(WORK INSTRUCTIONS):
Copy all lines holding the word "name" from the entries.

↓↓↓

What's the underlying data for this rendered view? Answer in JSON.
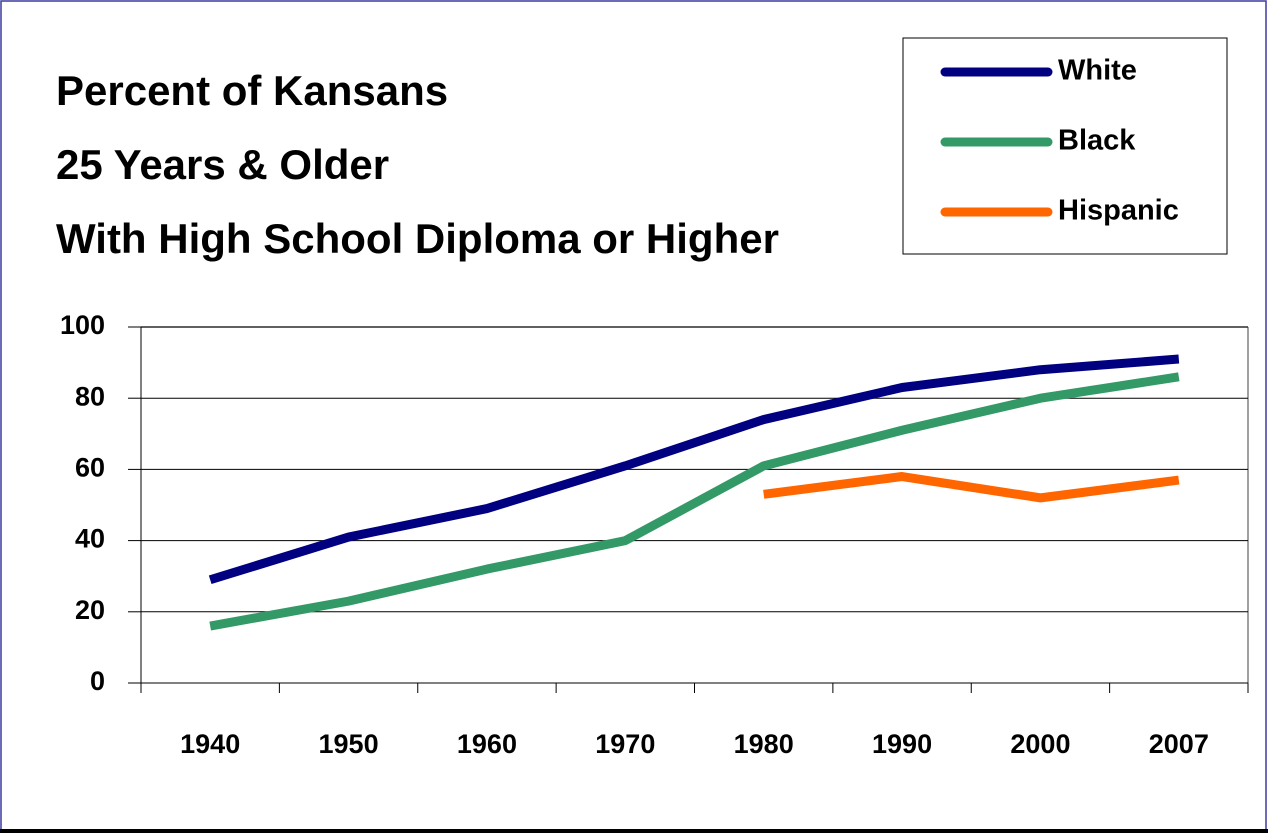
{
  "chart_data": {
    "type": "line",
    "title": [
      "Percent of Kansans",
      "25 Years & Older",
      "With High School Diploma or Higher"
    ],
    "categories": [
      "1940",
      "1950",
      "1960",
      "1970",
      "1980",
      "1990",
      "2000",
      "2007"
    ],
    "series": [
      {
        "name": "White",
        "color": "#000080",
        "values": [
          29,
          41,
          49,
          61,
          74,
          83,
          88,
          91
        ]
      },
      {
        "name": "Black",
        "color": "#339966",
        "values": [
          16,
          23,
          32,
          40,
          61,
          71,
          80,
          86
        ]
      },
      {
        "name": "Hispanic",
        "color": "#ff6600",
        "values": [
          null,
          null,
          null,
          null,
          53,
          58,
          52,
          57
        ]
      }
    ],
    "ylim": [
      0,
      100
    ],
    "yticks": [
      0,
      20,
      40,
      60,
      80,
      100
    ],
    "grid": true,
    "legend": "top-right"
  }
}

↑↑↑

(ANSWER FOR THIS EXERCISE):
        "name": "White",
        "name": "Black",
        "name": "Hispanic",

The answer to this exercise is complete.